-- Start DATA TO USE --

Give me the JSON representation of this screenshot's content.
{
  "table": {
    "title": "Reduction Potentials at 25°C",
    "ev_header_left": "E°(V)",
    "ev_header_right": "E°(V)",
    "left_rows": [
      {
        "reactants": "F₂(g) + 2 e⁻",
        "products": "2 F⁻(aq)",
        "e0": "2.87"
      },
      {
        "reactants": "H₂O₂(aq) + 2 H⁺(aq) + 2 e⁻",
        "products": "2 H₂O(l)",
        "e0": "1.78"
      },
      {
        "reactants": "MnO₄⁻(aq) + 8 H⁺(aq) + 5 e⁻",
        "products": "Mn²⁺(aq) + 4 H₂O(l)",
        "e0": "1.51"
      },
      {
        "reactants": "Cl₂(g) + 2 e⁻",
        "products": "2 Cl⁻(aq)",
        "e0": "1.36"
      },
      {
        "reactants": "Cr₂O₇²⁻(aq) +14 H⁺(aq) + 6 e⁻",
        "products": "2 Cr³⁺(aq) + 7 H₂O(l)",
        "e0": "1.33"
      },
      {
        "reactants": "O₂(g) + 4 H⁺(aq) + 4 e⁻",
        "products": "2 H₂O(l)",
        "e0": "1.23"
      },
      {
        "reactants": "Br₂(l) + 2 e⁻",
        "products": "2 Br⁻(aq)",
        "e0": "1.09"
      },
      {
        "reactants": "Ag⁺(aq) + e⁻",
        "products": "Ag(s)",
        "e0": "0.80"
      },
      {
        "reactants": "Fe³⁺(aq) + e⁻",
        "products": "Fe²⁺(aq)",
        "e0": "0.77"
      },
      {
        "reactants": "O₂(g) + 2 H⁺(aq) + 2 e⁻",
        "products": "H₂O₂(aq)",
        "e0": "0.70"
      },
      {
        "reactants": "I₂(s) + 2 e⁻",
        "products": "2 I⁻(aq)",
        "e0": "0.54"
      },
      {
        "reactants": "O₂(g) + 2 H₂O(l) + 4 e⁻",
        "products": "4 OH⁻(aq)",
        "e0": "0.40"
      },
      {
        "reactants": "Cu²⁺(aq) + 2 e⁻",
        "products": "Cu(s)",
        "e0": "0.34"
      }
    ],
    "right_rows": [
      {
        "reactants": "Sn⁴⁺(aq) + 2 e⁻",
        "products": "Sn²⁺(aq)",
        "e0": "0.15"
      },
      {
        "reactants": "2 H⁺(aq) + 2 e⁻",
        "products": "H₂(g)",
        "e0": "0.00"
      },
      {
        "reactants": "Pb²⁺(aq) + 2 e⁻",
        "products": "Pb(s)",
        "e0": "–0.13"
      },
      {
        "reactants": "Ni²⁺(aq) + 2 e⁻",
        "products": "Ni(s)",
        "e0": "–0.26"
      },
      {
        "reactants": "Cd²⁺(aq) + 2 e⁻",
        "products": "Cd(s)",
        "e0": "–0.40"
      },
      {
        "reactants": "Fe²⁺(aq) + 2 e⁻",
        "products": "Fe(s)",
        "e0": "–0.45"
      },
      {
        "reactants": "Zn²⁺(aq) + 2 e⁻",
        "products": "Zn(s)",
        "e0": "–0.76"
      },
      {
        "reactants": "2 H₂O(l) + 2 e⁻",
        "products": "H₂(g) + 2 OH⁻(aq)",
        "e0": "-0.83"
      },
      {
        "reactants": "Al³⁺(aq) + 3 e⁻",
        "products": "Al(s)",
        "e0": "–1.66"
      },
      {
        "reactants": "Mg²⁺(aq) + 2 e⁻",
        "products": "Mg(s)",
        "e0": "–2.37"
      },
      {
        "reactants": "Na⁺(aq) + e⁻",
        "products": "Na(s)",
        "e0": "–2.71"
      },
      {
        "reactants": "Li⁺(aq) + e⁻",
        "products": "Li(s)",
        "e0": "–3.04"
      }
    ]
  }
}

-- End DATA TO USE --

EXERCISE DIRECTIONS: Transcribe all of the lines in the records precisely.

REPLY TO THE TASK:
Give me the JSON representation of this screenshot's content.
{
  "table": {
    "title": "Reduction Potentials at 25°C",
    "ev_header_left": "E°(V)",
    "ev_header_right": "E°(V)",
    "left_rows": [
      {
        "reactants": "F₂(g) + 2 e⁻",
        "products": "2 F⁻(aq)",
        "e0": "2.87"
      },
      {
        "reactants": "H₂O₂(aq) + 2 H⁺(aq) + 2 e⁻",
        "products": "2 H₂O(l)",
        "e0": "1.78"
      },
      {
        "reactants": "MnO₄⁻(aq) + 8 H⁺(aq) + 5 e⁻",
        "products": "Mn²⁺(aq) + 4 H₂O(l)",
        "e0": "1.51"
      },
      {
        "reactants": "Cl₂(g) + 2 e⁻",
        "products": "2 Cl⁻(aq)",
        "e0": "1.36"
      },
      {
        "reactants": "Cr₂O₇²⁻(aq) +14 H⁺(aq) + 6 e⁻",
        "products": "2 Cr³⁺(aq) + 7 H₂O(l)",
        "e0": "1.33"
      },
      {
        "reactants": "O₂(g) + 4 H⁺(aq) + 4 e⁻",
        "products": "2 H₂O(l)",
        "e0": "1.23"
      },
      {
        "reactants": "Br₂(l) + 2 e⁻",
        "products": "2 Br⁻(aq)",
        "e0": "1.09"
      },
      {
        "reactants": "Ag⁺(aq) + e⁻",
        "products": "Ag(s)",
        "e0": "0.80"
      },
      {
        "reactants": "Fe³⁺(aq) + e⁻",
        "products": "Fe²⁺(aq)",
        "e0": "0.77"
      },
      {
        "reactants": "O₂(g) + 2 H⁺(aq) + 2 e⁻",
        "products": "H₂O₂(aq)",
        "e0": "0.70"
      },
      {
        "reactants": "I₂(s) + 2 e⁻",
        "products": "2 I⁻(aq)",
        "e0": "0.54"
      },
      {
        "reactants": "O₂(g) + 2 H₂O(l) + 4 e⁻",
        "products": "4 OH⁻(aq)",
        "e0": "0.40"
      },
      {
        "reactants": "Cu²⁺(aq) + 2 e⁻",
        "products": "Cu(s)",
        "e0": "0.34"
      }
    ],
    "right_rows": [
      {
        "reactants": "Sn⁴⁺(aq) + 2 e⁻",
        "products": "Sn²⁺(aq)",
        "e0": "0.15"
      },
      {
        "reactants": "2 H⁺(aq) + 2 e⁻",
        "products": "H₂(g)",
        "e0": "0.00"
      },
      {
        "reactants": "Pb²⁺(aq) + 2 e⁻",
        "products": "Pb(s)",
        "e0": "–0.13"
      },
      {
        "reactants": "Ni²⁺(aq) + 2 e⁻",
        "products": "Ni(s)",
        "e0": "–0.26"
      },
      {
        "reactants": "Cd²⁺(aq) + 2 e⁻",
        "products": "Cd(s)",
        "e0": "–0.40"
      },
      {
        "reactants": "Fe²⁺(aq) + 2 e⁻",
        "products": "Fe(s)",
        "e0": "–0.45"
      },
      {
        "reactants": "Zn²⁺(aq) + 2 e⁻",
        "products": "Zn(s)",
        "e0": "–0.76"
      },
      {
        "reactants": "2 H₂O(l) + 2 e⁻",
        "products": "H₂(g) + 2 OH⁻(aq)",
        "e0": "-0.83"
      },
      {
        "reactants": "Al³⁺(aq) + 3 e⁻",
        "products": "Al(s)",
        "e0": "–1.66"
      },
      {
        "reactants": "Mg²⁺(aq) + 2 e⁻",
        "products": "Mg(s)",
        "e0": "–2.37"
      },
      {
        "reactants": "Na⁺(aq) + e⁻",
        "products": "Na(s)",
        "e0": "–2.71"
      },
      {
        "reactants": "Li⁺(aq) + e⁻",
        "products": "Li(s)",
        "e0": "–3.04"
      }
    ]
  }
}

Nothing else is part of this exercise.